▶ [Exercise directions]: Read through the data and report every line in which the word "Standard" occurs.

Stored data entries:
*-*-*

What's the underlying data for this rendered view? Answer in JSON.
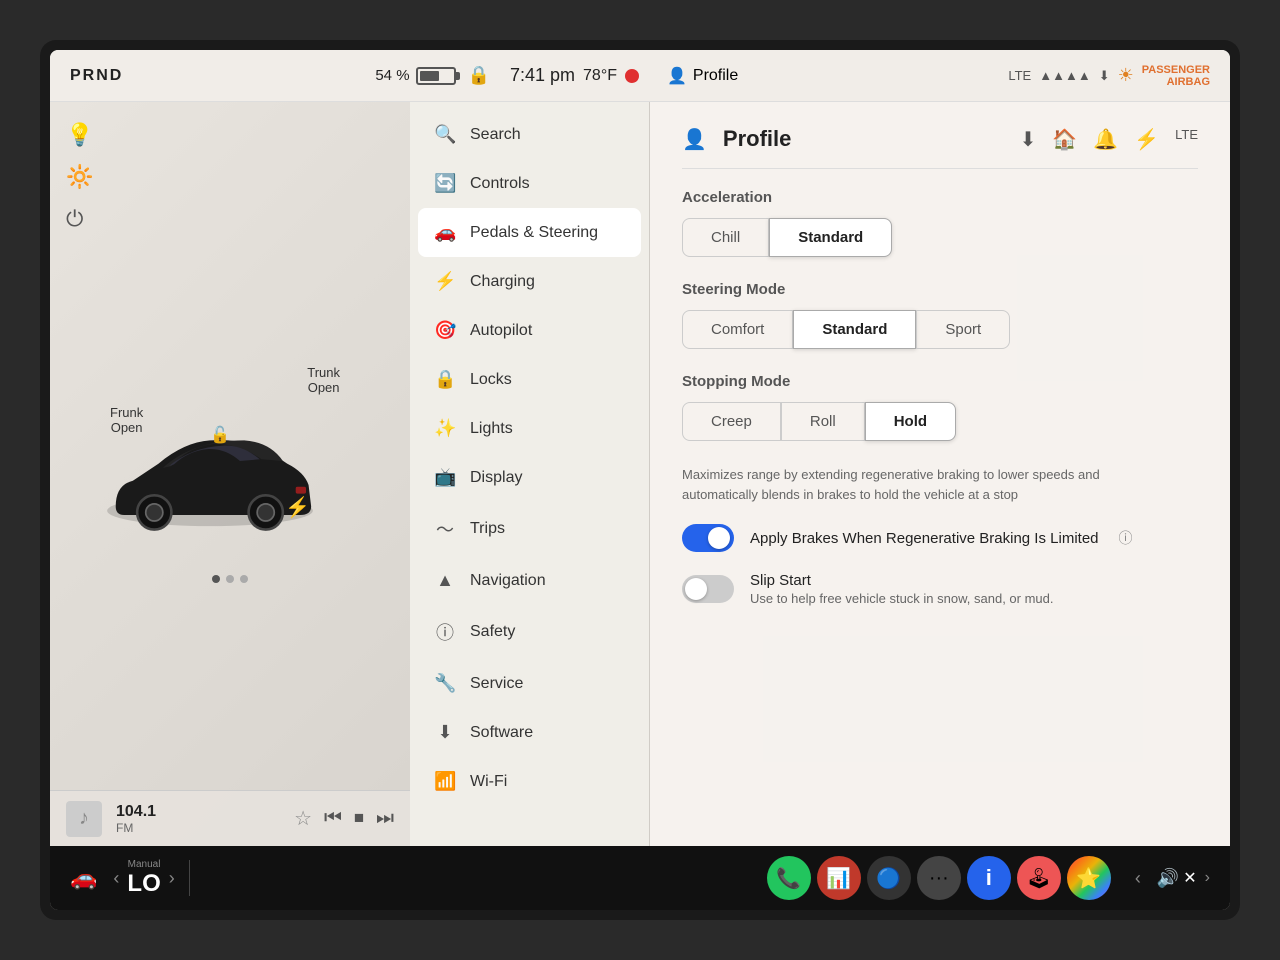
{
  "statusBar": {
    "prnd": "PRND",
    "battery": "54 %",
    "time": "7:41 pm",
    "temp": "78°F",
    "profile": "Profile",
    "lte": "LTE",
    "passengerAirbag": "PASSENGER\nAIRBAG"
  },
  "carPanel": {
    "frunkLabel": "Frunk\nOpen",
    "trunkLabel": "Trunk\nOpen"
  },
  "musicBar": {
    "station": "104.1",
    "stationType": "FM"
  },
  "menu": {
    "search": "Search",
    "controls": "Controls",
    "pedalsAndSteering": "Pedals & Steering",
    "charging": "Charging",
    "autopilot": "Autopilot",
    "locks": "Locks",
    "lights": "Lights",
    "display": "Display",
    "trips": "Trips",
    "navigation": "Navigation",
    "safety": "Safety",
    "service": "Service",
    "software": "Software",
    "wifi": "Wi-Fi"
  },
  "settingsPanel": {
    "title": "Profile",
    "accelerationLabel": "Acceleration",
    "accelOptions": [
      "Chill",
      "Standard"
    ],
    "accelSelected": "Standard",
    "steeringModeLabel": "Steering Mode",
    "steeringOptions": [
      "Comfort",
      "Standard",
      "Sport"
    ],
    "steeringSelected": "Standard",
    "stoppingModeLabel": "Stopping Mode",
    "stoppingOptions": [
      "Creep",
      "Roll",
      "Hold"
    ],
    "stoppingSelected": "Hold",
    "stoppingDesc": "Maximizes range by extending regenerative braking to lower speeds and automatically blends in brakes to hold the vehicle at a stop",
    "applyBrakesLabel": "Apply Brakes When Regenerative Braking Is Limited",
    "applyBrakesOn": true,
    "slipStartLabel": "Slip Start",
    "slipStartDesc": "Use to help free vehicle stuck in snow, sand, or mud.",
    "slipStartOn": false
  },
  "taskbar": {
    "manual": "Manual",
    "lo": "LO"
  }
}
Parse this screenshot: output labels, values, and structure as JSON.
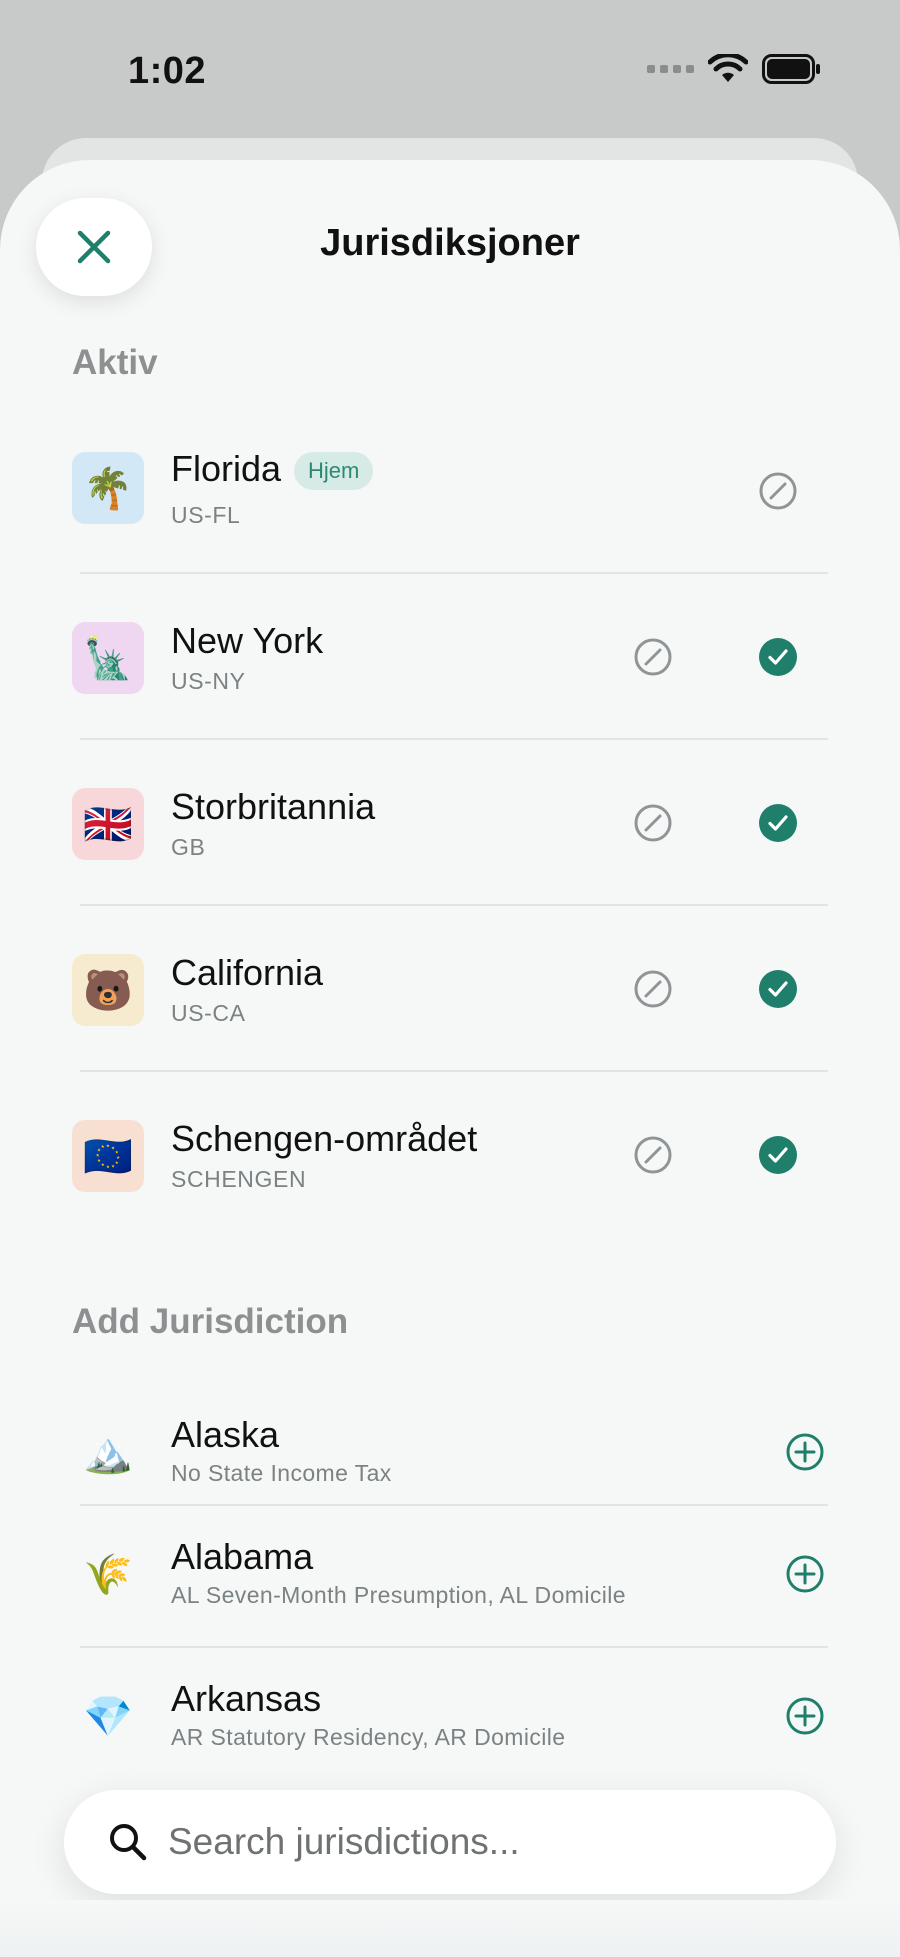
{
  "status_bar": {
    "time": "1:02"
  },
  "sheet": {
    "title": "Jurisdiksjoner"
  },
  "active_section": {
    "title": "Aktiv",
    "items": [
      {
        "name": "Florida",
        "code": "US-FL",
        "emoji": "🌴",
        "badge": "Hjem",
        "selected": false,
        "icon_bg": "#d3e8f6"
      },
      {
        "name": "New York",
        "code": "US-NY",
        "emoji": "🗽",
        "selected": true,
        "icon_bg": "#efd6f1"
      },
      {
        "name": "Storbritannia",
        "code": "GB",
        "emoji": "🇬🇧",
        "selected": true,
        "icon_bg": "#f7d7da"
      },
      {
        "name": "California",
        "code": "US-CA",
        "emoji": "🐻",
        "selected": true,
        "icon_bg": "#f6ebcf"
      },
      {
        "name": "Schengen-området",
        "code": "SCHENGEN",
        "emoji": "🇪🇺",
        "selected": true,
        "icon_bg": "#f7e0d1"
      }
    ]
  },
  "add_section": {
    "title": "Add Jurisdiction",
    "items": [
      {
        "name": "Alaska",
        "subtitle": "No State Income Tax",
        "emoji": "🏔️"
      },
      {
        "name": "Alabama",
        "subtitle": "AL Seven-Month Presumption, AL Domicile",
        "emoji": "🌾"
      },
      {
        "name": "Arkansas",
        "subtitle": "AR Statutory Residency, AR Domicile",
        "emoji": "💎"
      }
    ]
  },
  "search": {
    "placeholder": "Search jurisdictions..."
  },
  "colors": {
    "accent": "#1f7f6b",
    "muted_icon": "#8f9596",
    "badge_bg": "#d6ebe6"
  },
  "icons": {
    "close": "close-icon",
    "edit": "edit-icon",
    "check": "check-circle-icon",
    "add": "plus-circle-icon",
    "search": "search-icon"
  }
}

*-*-*

▶ [Task output]:
      "Standard"
    "accelSelected": "Standard",
      "Standard",
    "steeringSelected": "Standard",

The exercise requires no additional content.